» **What to do**
Of the lines in the entries, how many hold the word "leurs"? Give that number alone.

Collection entries
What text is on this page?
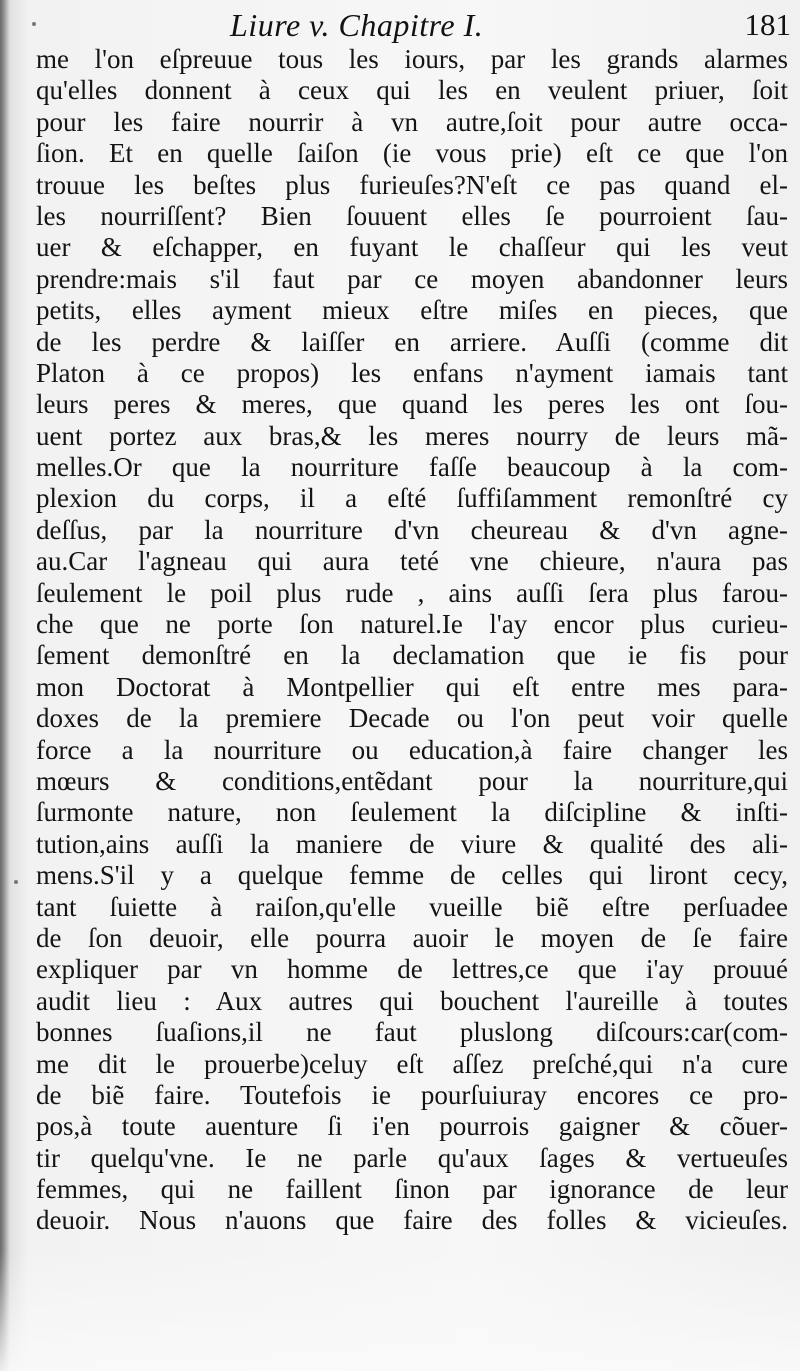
Liure v. Chapitre I.	181
me l'on eſpreuue tous les iours, par les grands alarmes
qu'elles donnent à ceux qui les en veulent priuer, ſoit
pour les faire nourrir à vn autre,ſoit pour autre occa-
ſion. Et en quelle ſaiſon (ie vous prie) eſt ce que l'on
trouue les beſtes plus furieuſes?N'eſt ce pas quand el-
les nourriſſent? Bien ſouuent elles ſe pourroient ſau-
uer & eſchapper, en fuyant le chaſſeur qui les veut
prendre:mais s'il faut par ce moyen abandonner leurs
petits, elles ayment mieux eſtre miſes en pieces, que
de les perdre & laiſſer en arriere. Auſſi (comme dit
Platon à ce propos) les enfans n'ayment iamais tant
leurs peres & meres, que quand les peres les ont ſou-
uent portez aux bras,& les meres nourry de leurs mã-
melles.Or que la nourriture faſſe beaucoup à la com-
plexion du corps, il a eſté ſuffiſamment remonſtré cy
deſſus, par la nourriture d'vn cheureau & d'vn agne-
au.Car l'agneau qui aura teté vne chieure, n'aura pas
ſeulement le poil plus rude , ains auſſi ſera plus farou-
che que ne porte ſon naturel.Ie l'ay encor plus curieu-
ſement demonſtré en la declamation que ie fis pour
mon Doctorat à Montpellier qui eſt entre mes para-
doxes de la premiere Decade ou l'on peut voir quelle
force a la nourriture ou education,à faire changer les
mœurs & conditions,entẽdant pour la nourriture,qui
ſurmonte nature, non ſeulement la diſcipline & inſti-
tution,ains auſſi la maniere de viure & qualité des ali-
mens.S'il y a quelque femme de celles qui liront cecy,
tant ſuiette à raiſon,qu'elle vueille biẽ eſtre perſuadee
de ſon deuoir, elle pourra auoir le moyen de ſe faire
expliquer par vn homme de lettres,ce que i'ay prouué
audit lieu : Aux autres qui bouchent l'aureille à toutes
bonnes ſuaſions,il ne faut pluslong diſcours:car(com-
me dit le prouerbe)celuy eſt aſſez preſché,qui n'a cure
de biẽ faire. Toutefois ie pourſuiuray encores ce pro-
pos,à toute auenture ſi i'en pourrois gaigner & cõuer-
tir quelqu'vne. Ie ne parle qu'aux ſages & vertueuſes
femmes, qui ne faillent ſinon par ignorance de leur
deuoir. Nous n'auons que faire des folles & vicieuſes.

» **Response below**
3